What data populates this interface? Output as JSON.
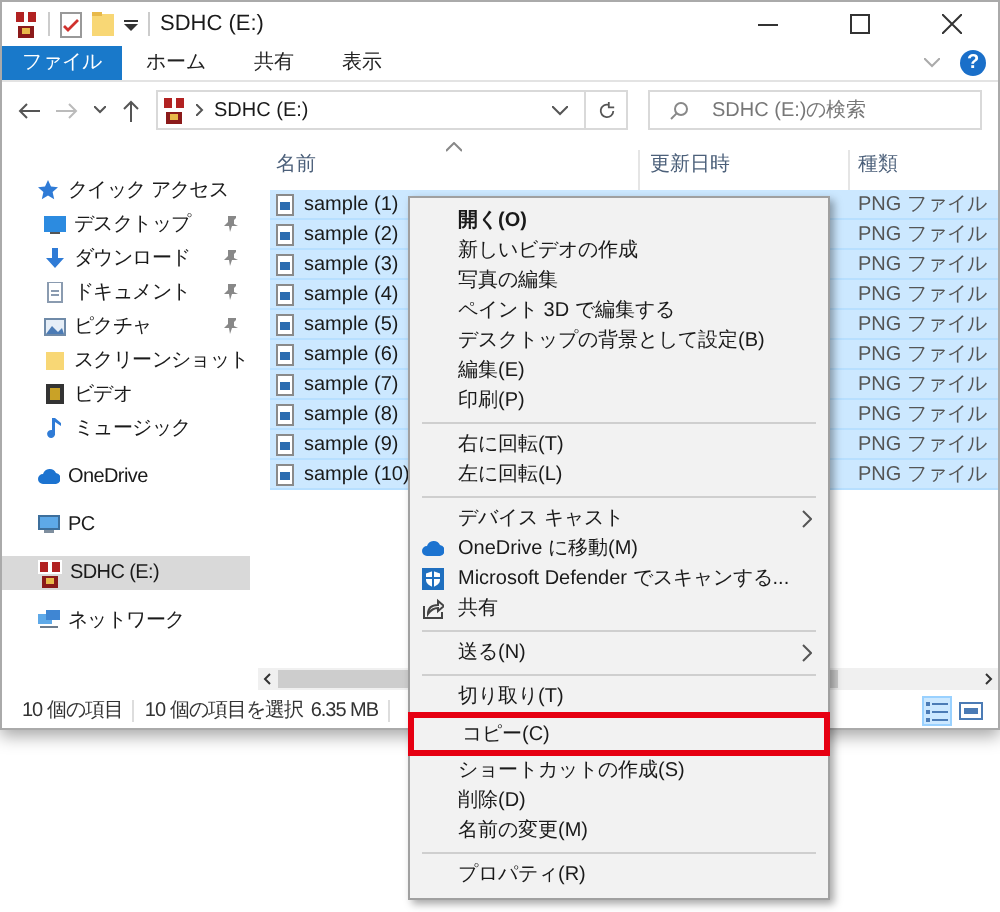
{
  "window": {
    "title": "SDHC (E:)"
  },
  "ribbon": {
    "tabs": [
      {
        "label": "ファイル",
        "selected": true
      },
      {
        "label": "ホーム",
        "selected": false
      },
      {
        "label": "共有",
        "selected": false
      },
      {
        "label": "表示",
        "selected": false
      }
    ],
    "help": "?"
  },
  "address_bar": {
    "path": "SDHC (E:)",
    "search_placeholder": "SDHC (E:)の検索"
  },
  "navigation": [
    {
      "label": "クイック アクセス",
      "pinned": false,
      "selected": false,
      "children": [
        {
          "label": "デスクトップ",
          "pinned": true,
          "selected": false
        },
        {
          "label": "ダウンロード",
          "pinned": true,
          "selected": false
        },
        {
          "label": "ドキュメント",
          "pinned": true,
          "selected": false
        },
        {
          "label": "ピクチャ",
          "pinned": true,
          "selected": false
        },
        {
          "label": "スクリーンショット",
          "pinned": false,
          "selected": false
        },
        {
          "label": "ビデオ",
          "pinned": false,
          "selected": false
        },
        {
          "label": "ミュージック",
          "pinned": false,
          "selected": false
        }
      ]
    },
    {
      "label": "OneDrive",
      "pinned": false,
      "selected": false
    },
    {
      "label": "PC",
      "pinned": false,
      "selected": false
    },
    {
      "label": "SDHC (E:)",
      "pinned": false,
      "selected": true
    },
    {
      "label": "ネットワーク",
      "pinned": false,
      "selected": false
    }
  ],
  "file_list": {
    "columns": [
      "名前",
      "更新日時",
      "種類"
    ],
    "rows": [
      {
        "name": "sample (1)",
        "type": "PNG ファイル",
        "selected": true
      },
      {
        "name": "sample (2)",
        "type": "PNG ファイル",
        "selected": true
      },
      {
        "name": "sample (3)",
        "type": "PNG ファイル",
        "selected": true
      },
      {
        "name": "sample (4)",
        "type": "PNG ファイル",
        "selected": true
      },
      {
        "name": "sample (5)",
        "type": "PNG ファイル",
        "selected": true
      },
      {
        "name": "sample (6)",
        "type": "PNG ファイル",
        "selected": true
      },
      {
        "name": "sample (7)",
        "type": "PNG ファイル",
        "selected": true
      },
      {
        "name": "sample (8)",
        "type": "PNG ファイル",
        "selected": true
      },
      {
        "name": "sample (9)",
        "type": "PNG ファイル",
        "selected": true
      },
      {
        "name": "sample (10)",
        "type": "PNG ファイル",
        "selected": true
      }
    ]
  },
  "status_bar": {
    "item_count": "10 個の項目",
    "selection": "10 個の項目を選択",
    "size": "6.35 MB",
    "views": [
      {
        "kind": "details",
        "selected": true
      },
      {
        "kind": "large_icons",
        "selected": false
      }
    ]
  },
  "context_menu": [
    {
      "kind": "item",
      "label": "開く(O)",
      "default": true,
      "submenu": false,
      "highlighted": false
    },
    {
      "kind": "item",
      "label": "新しいビデオの作成",
      "default": false,
      "submenu": false,
      "highlighted": false
    },
    {
      "kind": "item",
      "label": "写真の編集",
      "default": false,
      "submenu": false,
      "highlighted": false
    },
    {
      "kind": "item",
      "label": "ペイント 3D で編集する",
      "default": false,
      "submenu": false,
      "highlighted": false
    },
    {
      "kind": "item",
      "label": "デスクトップの背景として設定(B)",
      "default": false,
      "submenu": false,
      "highlighted": false
    },
    {
      "kind": "item",
      "label": "編集(E)",
      "default": false,
      "submenu": false,
      "highlighted": false
    },
    {
      "kind": "item",
      "label": "印刷(P)",
      "default": false,
      "submenu": false,
      "highlighted": false
    },
    {
      "kind": "separator"
    },
    {
      "kind": "item",
      "label": "右に回転(T)",
      "default": false,
      "submenu": false,
      "highlighted": false
    },
    {
      "kind": "item",
      "label": "左に回転(L)",
      "default": false,
      "submenu": false,
      "highlighted": false
    },
    {
      "kind": "separator"
    },
    {
      "kind": "item",
      "label": "デバイス キャスト",
      "default": false,
      "submenu": true,
      "highlighted": false
    },
    {
      "kind": "item",
      "label": "OneDrive に移動(M)",
      "default": false,
      "submenu": false,
      "highlighted": false
    },
    {
      "kind": "item",
      "label": "Microsoft Defender でスキャンする...",
      "default": false,
      "submenu": false,
      "highlighted": false
    },
    {
      "kind": "item",
      "label": "共有",
      "default": false,
      "submenu": false,
      "highlighted": false
    },
    {
      "kind": "separator"
    },
    {
      "kind": "item",
      "label": "送る(N)",
      "default": false,
      "submenu": true,
      "highlighted": false
    },
    {
      "kind": "separator"
    },
    {
      "kind": "item",
      "label": "切り取り(T)",
      "default": false,
      "submenu": false,
      "highlighted": false
    },
    {
      "kind": "item",
      "label": "コピー(C)",
      "default": false,
      "submenu": false,
      "highlighted": true
    },
    {
      "kind": "item",
      "label": "ショートカットの作成(S)",
      "default": false,
      "submenu": false,
      "highlighted": false
    },
    {
      "kind": "item",
      "label": "削除(D)",
      "default": false,
      "submenu": false,
      "highlighted": false
    },
    {
      "kind": "item",
      "label": "名前の変更(M)",
      "default": false,
      "submenu": false,
      "highlighted": false
    },
    {
      "kind": "separator"
    },
    {
      "kind": "item",
      "label": "プロパティ(R)",
      "default": false,
      "submenu": false,
      "highlighted": false
    }
  ]
}
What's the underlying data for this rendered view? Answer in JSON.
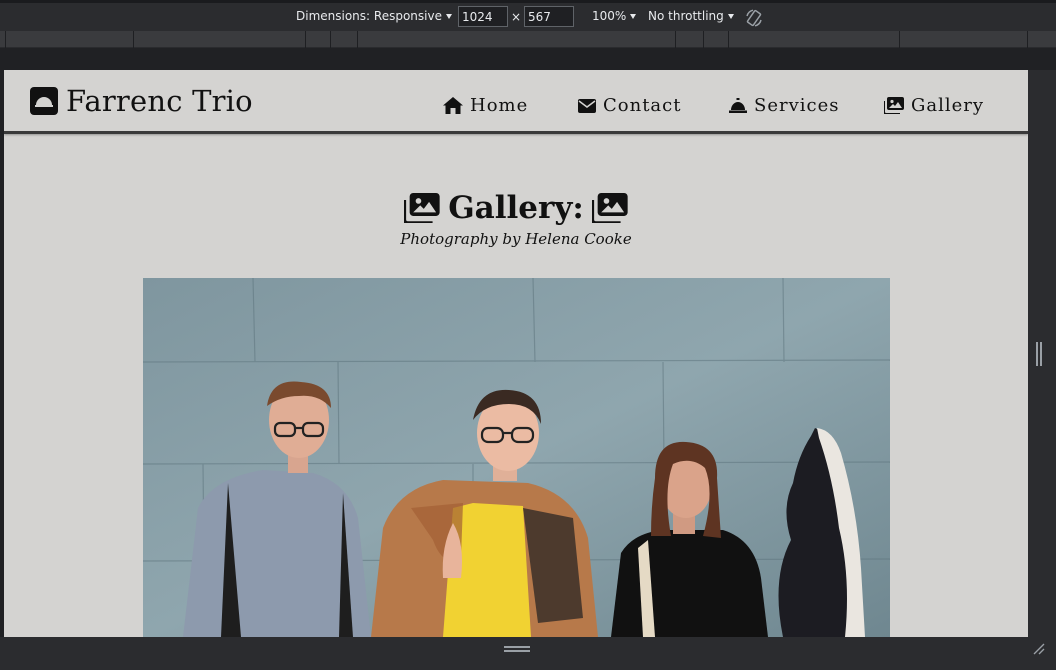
{
  "devtools": {
    "dimensions_label": "Dimensions: Responsive",
    "width_value": "1024",
    "times_symbol": "×",
    "height_value": "567",
    "zoom_label": "100%",
    "throttle_label": "No throttling",
    "rotate_icon": "rotate-icon"
  },
  "site": {
    "brand": "Farrenc Trio",
    "brand_icon": "service-bell-icon",
    "nav": [
      {
        "label": "Home",
        "icon": "home-icon"
      },
      {
        "label": "Contact",
        "icon": "envelope-icon"
      },
      {
        "label": "Services",
        "icon": "service-bell-icon"
      },
      {
        "label": "Gallery",
        "icon": "images-icon"
      }
    ]
  },
  "gallery": {
    "title": "Gallery:",
    "subtitle": "Photography by Helena Cooke",
    "icon": "images-icon",
    "photo_subject": "three-musicians-photo"
  },
  "colors": {
    "page_bg": "#d4d3d1",
    "text": "#111111",
    "devtools_bg": "#202124"
  }
}
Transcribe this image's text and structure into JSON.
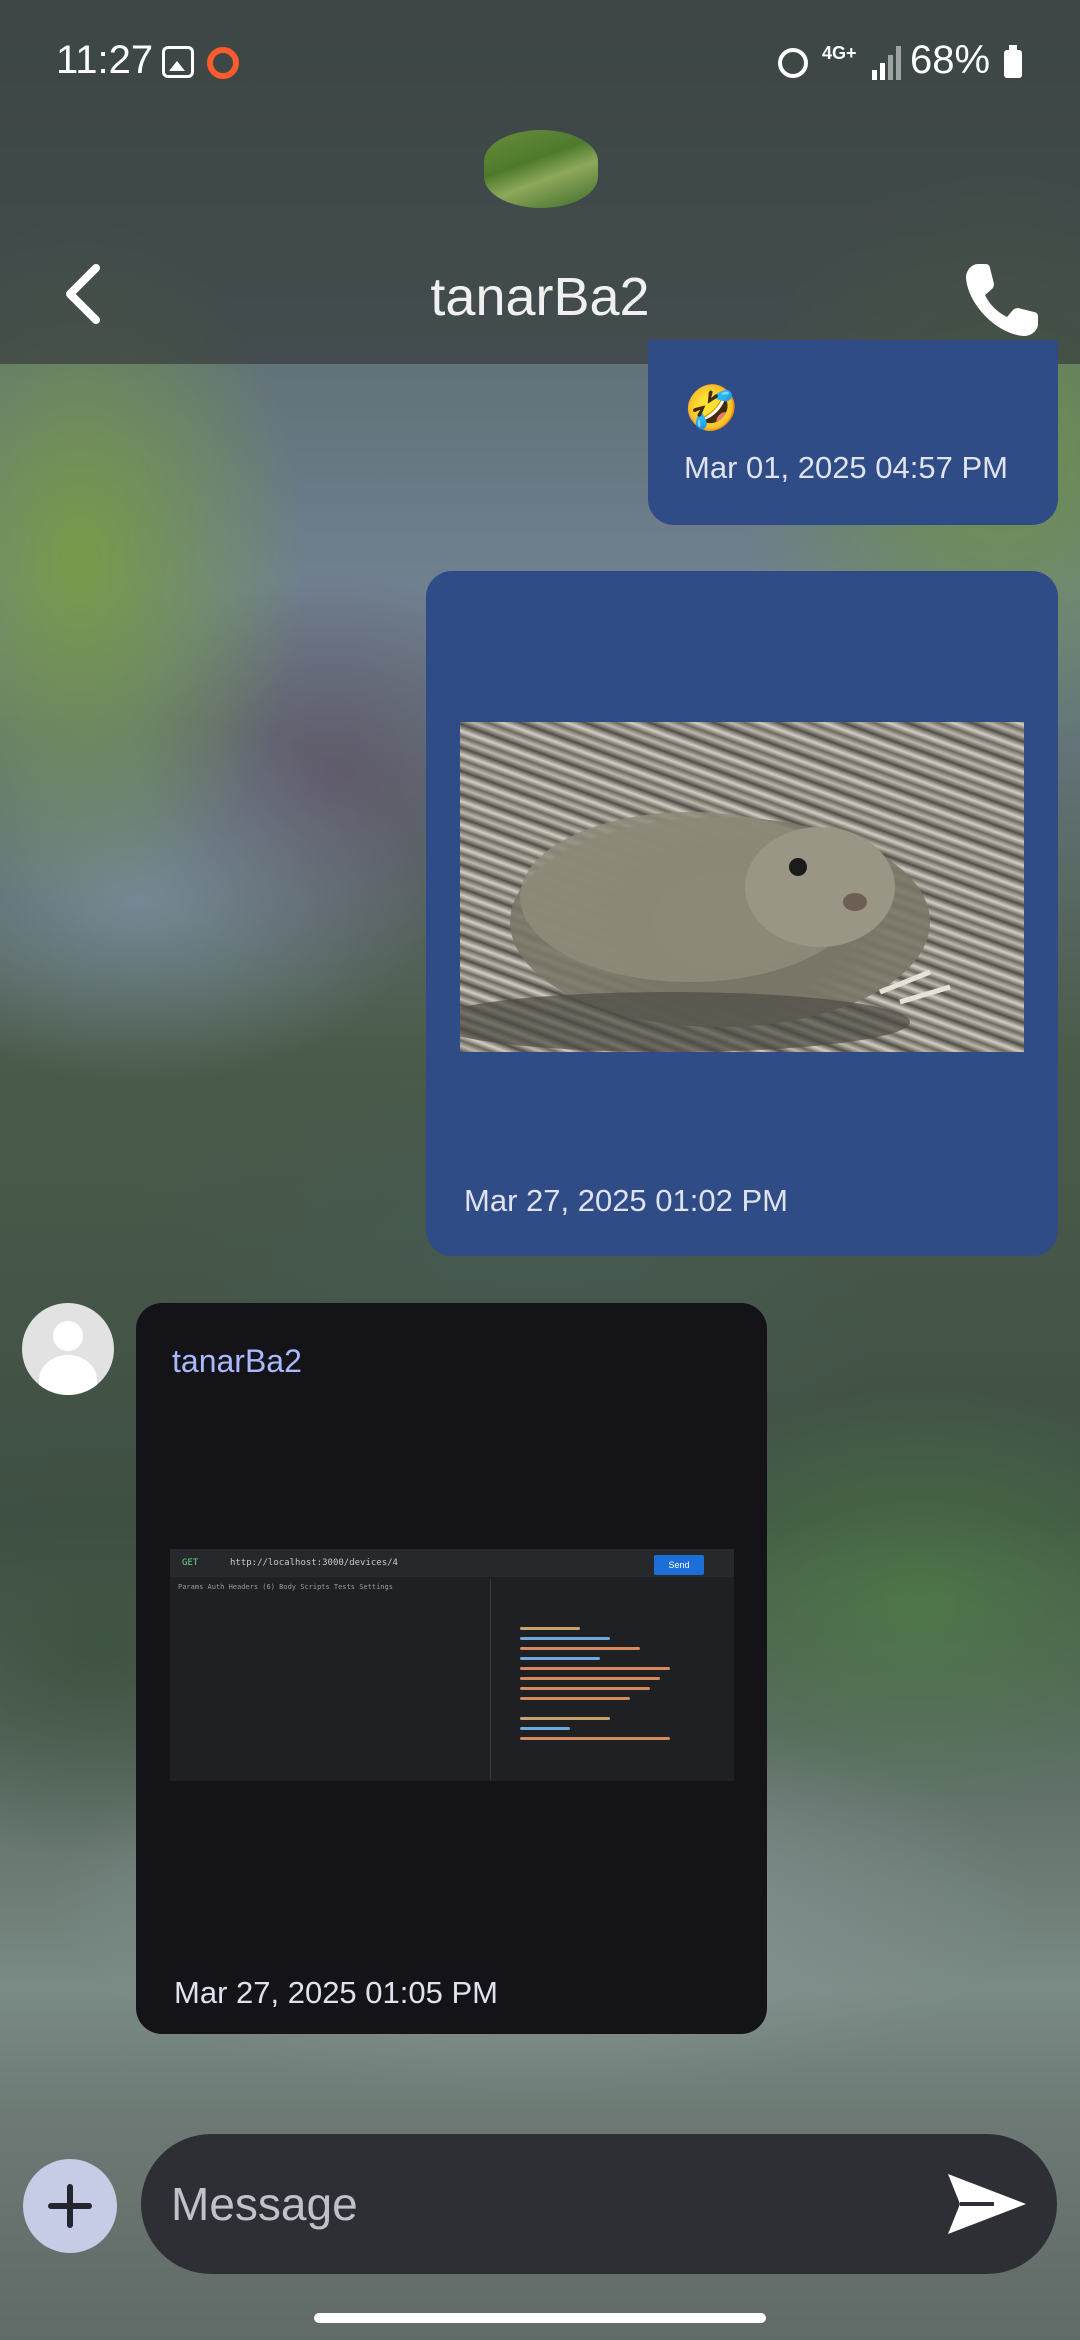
{
  "status_bar": {
    "time": "11:27",
    "network": "4G+",
    "battery": "68%",
    "icons": [
      "gallery-icon",
      "record-icon",
      "alarm-icon",
      "signal-icon",
      "battery-icon"
    ]
  },
  "header": {
    "title": "tanarBa2",
    "back_icon": "chevron-left-icon",
    "call_icon": "phone-icon"
  },
  "messages": [
    {
      "direction": "outgoing",
      "emoji": "🤣",
      "timestamp": "Mar 01, 2025 04:57 PM"
    },
    {
      "direction": "outgoing",
      "image": "ground squirrel photo",
      "timestamp": "Mar 27, 2025 01:02 PM"
    },
    {
      "direction": "incoming",
      "sender": "tanarBa2",
      "image": "api client screenshot",
      "timestamp": "Mar 27, 2025 01:05 PM"
    }
  ],
  "screenshot_text": {
    "method": "GET",
    "url": "http://localhost:3000/devices/4",
    "send": "Send",
    "tabs": "Params  Auth  Headers (6)  Body  Scripts  Tests  Settings"
  },
  "composer": {
    "placeholder": "Message",
    "value": ""
  },
  "colors": {
    "outgoing_bubble": "#2f4c86",
    "incoming_bubble": "#141418",
    "sender_name": "#a9b9ff"
  }
}
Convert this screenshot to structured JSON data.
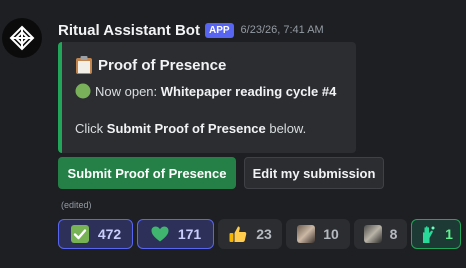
{
  "message": {
    "author": "Ritual Assistant Bot",
    "app_tag": "APP",
    "timestamp": "6/23/26, 7:41 AM",
    "edited": "(edited)"
  },
  "embed": {
    "title": "Proof of Presence",
    "status_prefix": "Now open:",
    "status_value": "Whitepaper reading cycle #4",
    "instruction_pre": "Click",
    "instruction_bold": "Submit Proof of Presence",
    "instruction_post": "below.",
    "accent_color": "#23a559"
  },
  "buttons": {
    "submit_label": "Submit Proof of Presence",
    "edit_label": "Edit my submission"
  },
  "reactions": [
    {
      "emoji": "check-mark-button",
      "count": "472",
      "reacted": true
    },
    {
      "emoji": "green-heart",
      "count": "171",
      "reacted": true
    },
    {
      "emoji": "thumbs-up",
      "count": "23",
      "reacted": false
    },
    {
      "emoji": "custom-portrait-1",
      "count": "10",
      "reacted": false
    },
    {
      "emoji": "custom-portrait-2",
      "count": "8",
      "reacted": false
    },
    {
      "emoji": "custom-glowing-hand",
      "count": "1",
      "reacted": false
    }
  ]
}
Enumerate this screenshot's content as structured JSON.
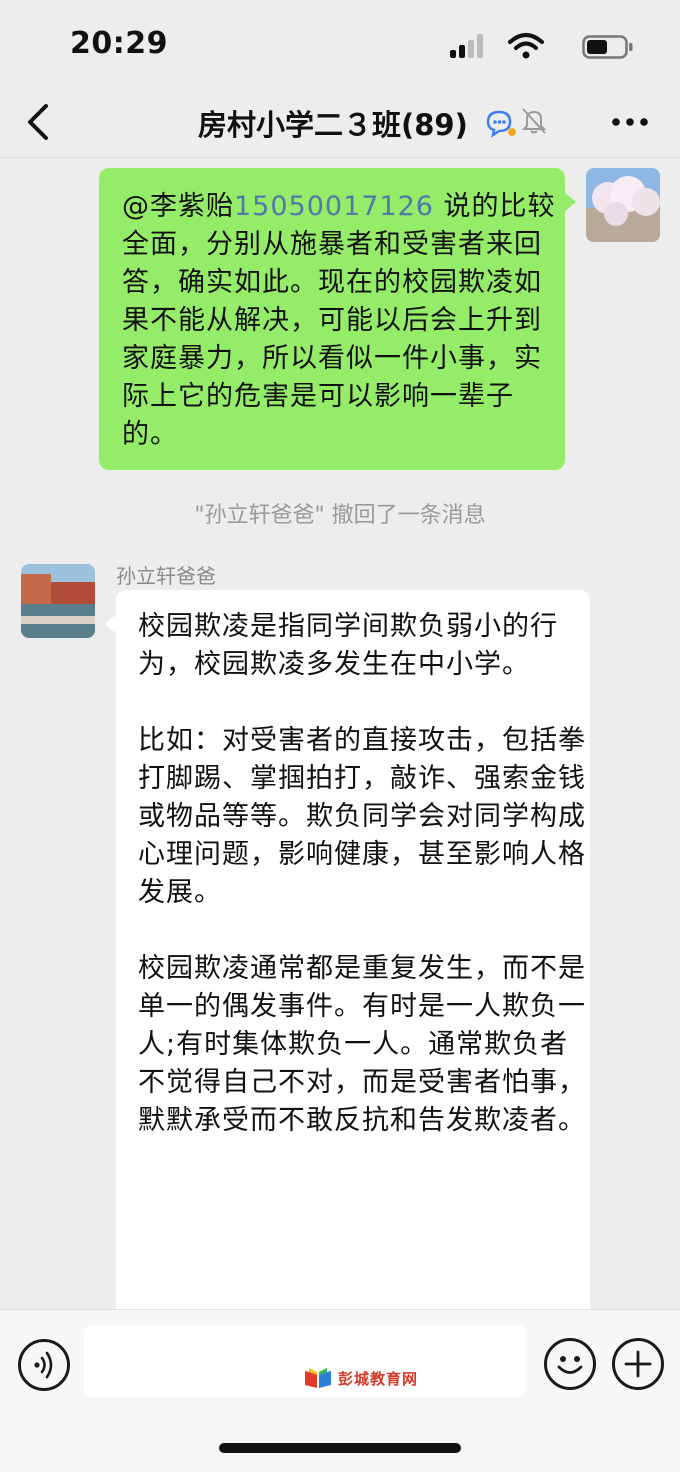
{
  "status_bar": {
    "time": "20:29",
    "signal_icon": "cellular-signal-icon",
    "wifi_icon": "wifi-icon",
    "battery_icon": "battery-icon"
  },
  "header": {
    "back_icon": "chevron-left-icon",
    "title": "房村小学二３班(89)",
    "group_icon": "group-chat-icon",
    "mute_icon": "bell-muted-icon",
    "more_icon": "ellipsis-icon"
  },
  "messages": {
    "sent": {
      "mention_name": "@李紫贻",
      "mention_number": "15050017126",
      "text": " 说的比较全面，分别从施暴者和受害者来回答，确实如此。现在的校园欺凌如果不能从解决，可能以后会上升到家庭暴力，所以看似一件小事，实际上它的危害是可以影响一辈子的。"
    },
    "recall_notice": "\"孙立轩爸爸\" 撤回了一条消息",
    "received": {
      "sender": "孙立轩爸爸",
      "paragraphs": [
        "校园欺凌是指同学间欺负弱小的行为，校园欺凌多发生在中小学。",
        "比如：对受害者的直接攻击，包括拳打脚踢、掌掴拍打，敲诈、强索金钱或物品等等。欺负同学会对同学构成心理问题，影响健康，甚至影响人格发展。",
        "校园欺凌通常都是重复发生，而不是单一的偶发事件。有时是一人欺负一人;有时集体欺负一人。通常欺负者不觉得自己不对，而是受害者怕事，默默承受而不敢反抗和告发欺凌者。"
      ]
    }
  },
  "input_bar": {
    "voice_icon": "voice-icon",
    "watermark": "彭城教育网",
    "emoji_icon": "emoji-icon",
    "plus_icon": "plus-icon"
  },
  "colors": {
    "sent_bubble": "#95ec69",
    "received_bubble": "#ffffff",
    "background": "#ededed",
    "mention": "#5178a8"
  }
}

:: TASK TO CARRY OUT ::
Return verbatim every line from the line containing "Enumerate this screenshot's" to the last line of the entries above, inclusive, and leave out the pictures.

:: THE RESPONSE ::
Enumerate this screenshot's content as structured JSON.
{
  "status_bar": {
    "time": "20:29",
    "signal_icon": "cellular-signal-icon",
    "wifi_icon": "wifi-icon",
    "battery_icon": "battery-icon"
  },
  "header": {
    "back_icon": "chevron-left-icon",
    "title": "房村小学二３班(89)",
    "group_icon": "group-chat-icon",
    "mute_icon": "bell-muted-icon",
    "more_icon": "ellipsis-icon"
  },
  "messages": {
    "sent": {
      "mention_name": "@李紫贻",
      "mention_number": "15050017126",
      "text": " 说的比较全面，分别从施暴者和受害者来回答，确实如此。现在的校园欺凌如果不能从解决，可能以后会上升到家庭暴力，所以看似一件小事，实际上它的危害是可以影响一辈子的。"
    },
    "recall_notice": "\"孙立轩爸爸\" 撤回了一条消息",
    "received": {
      "sender": "孙立轩爸爸",
      "paragraphs": [
        "校园欺凌是指同学间欺负弱小的行为，校园欺凌多发生在中小学。",
        "比如：对受害者的直接攻击，包括拳打脚踢、掌掴拍打，敲诈、强索金钱或物品等等。欺负同学会对同学构成心理问题，影响健康，甚至影响人格发展。",
        "校园欺凌通常都是重复发生，而不是单一的偶发事件。有时是一人欺负一人;有时集体欺负一人。通常欺负者不觉得自己不对，而是受害者怕事，默默承受而不敢反抗和告发欺凌者。"
      ]
    }
  },
  "input_bar": {
    "voice_icon": "voice-icon",
    "watermark": "彭城教育网",
    "emoji_icon": "emoji-icon",
    "plus_icon": "plus-icon"
  },
  "colors": {
    "sent_bubble": "#95ec69",
    "received_bubble": "#ffffff",
    "background": "#ededed",
    "mention": "#5178a8"
  }
}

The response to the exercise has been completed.